_Short exercise_: Go through the records and show each line where the word "kruisen" occurs.

_Listed records_:
####################

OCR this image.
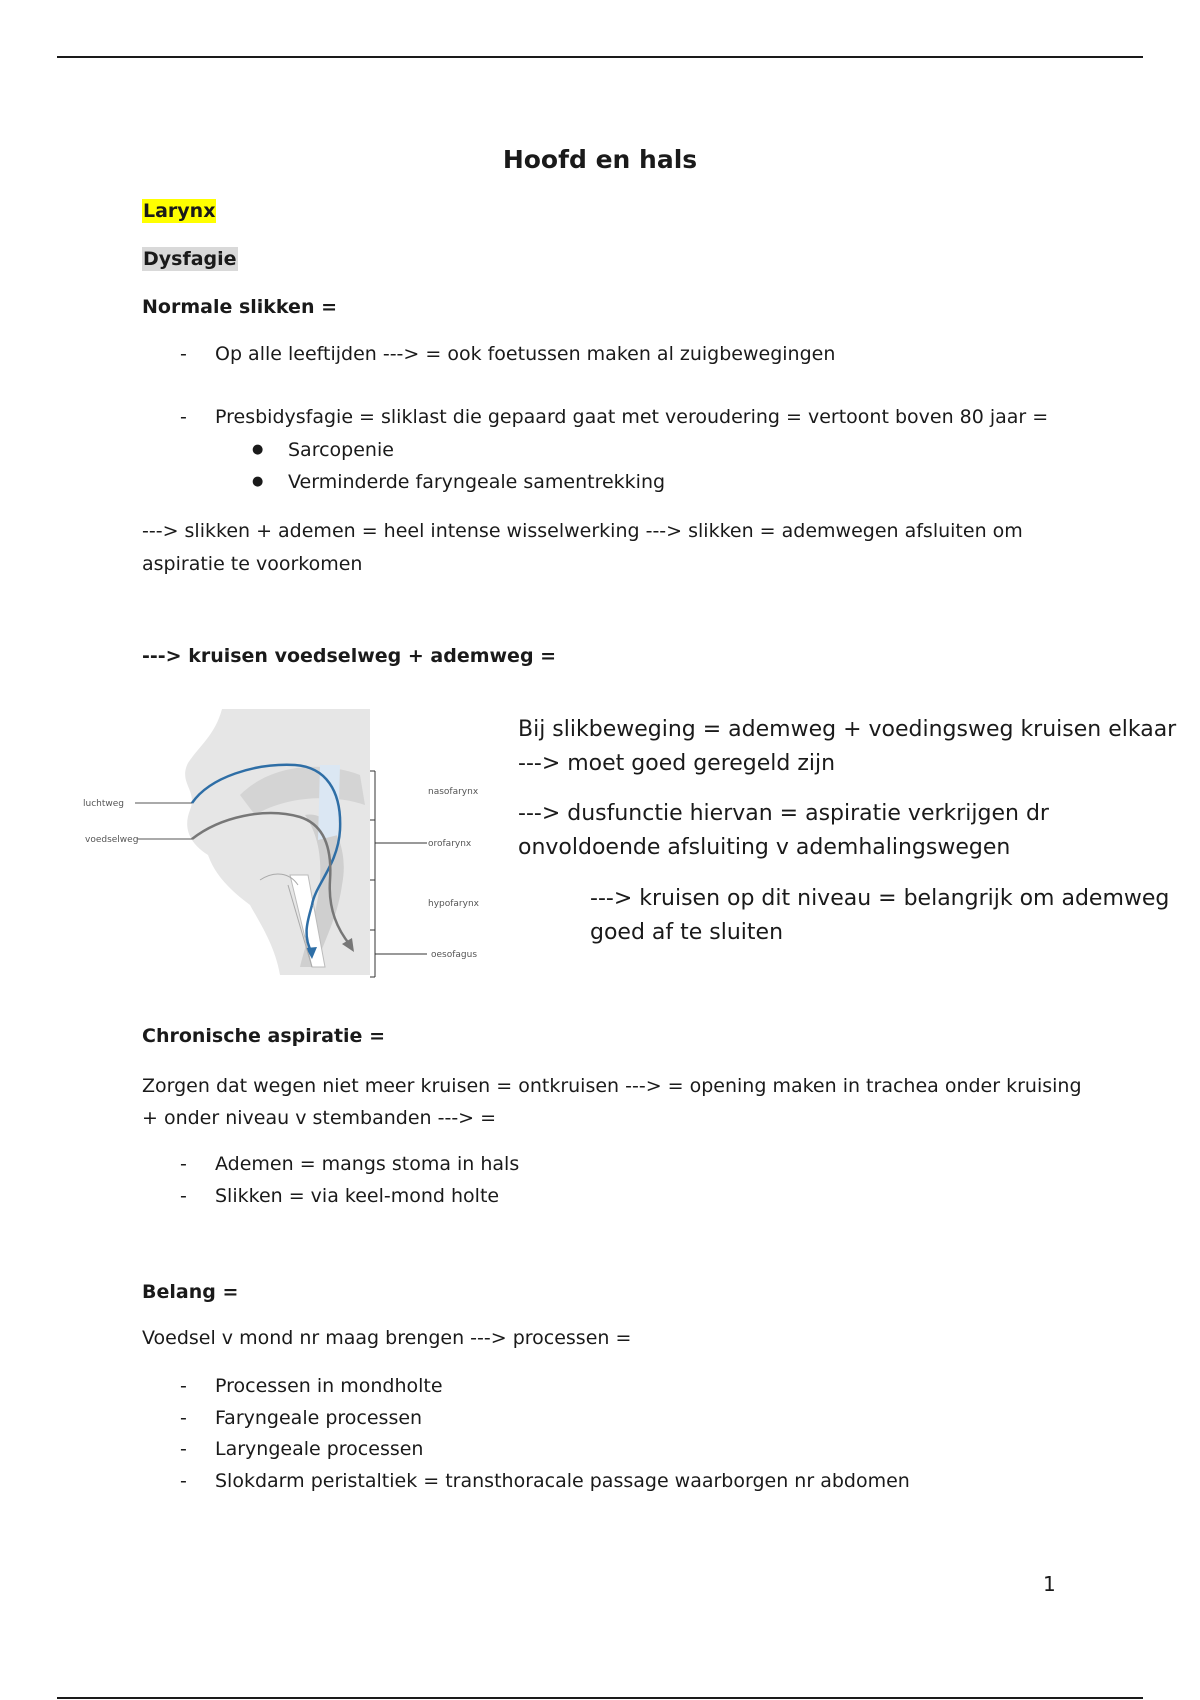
Hoofd en hals
Larynx
Dysfagie
Normale slikken =
- Op alle leeftijden ---> = ook foetussen maken al zuigbewegingen
- Presbidysfagie = sliklast die gepaard gaat met veroudering = vertoont boven 80 jaar =
● Sarcopenie
● Verminderde faryngeale samentrekking
---> slikken + ademen = heel intense wisselwerking ---> slikken = ademwegen afsluiten om
aspiratie te voorkomen
---> kruisen voedselweg + ademweg =
luchtweg
voedselweg
nasofarynx
orofarynx
hypofarynx
oesofagus
Bij slikbeweging = ademweg + voedingsweg kruisen elkaar
---> moet goed geregeld zijn
---> dusfunctie hiervan = aspiratie verkrijgen dr
onvoldoende afsluiting v ademhalingswegen
---> kruisen op dit niveau = belangrijk om ademweg
goed af te sluiten
Chronische aspiratie =
Zorgen dat wegen niet meer kruisen = ontkruisen ---> = opening maken in trachea onder kruising
+ onder niveau v stembanden ---> =
- Ademen = mangs stoma in hals
- Slikken = via keel-mond holte
Belang =
Voedsel v mond nr maag brengen ---> processen =
- Processen in mondholte
- Faryngeale processen
- Laryngeale processen
- Slokdarm peristaltiek = transthoracale passage waarborgen nr abdomen
1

####################

_Task answer_:
---> kruisen voedselweg + ademweg =
Bij slikbeweging = ademweg + voedingsweg kruisen elkaar
---> kruisen op dit niveau = belangrijk om ademweg
Zorgen dat wegen niet meer kruisen = ontkruisen ---> = opening maken in trachea onder kruising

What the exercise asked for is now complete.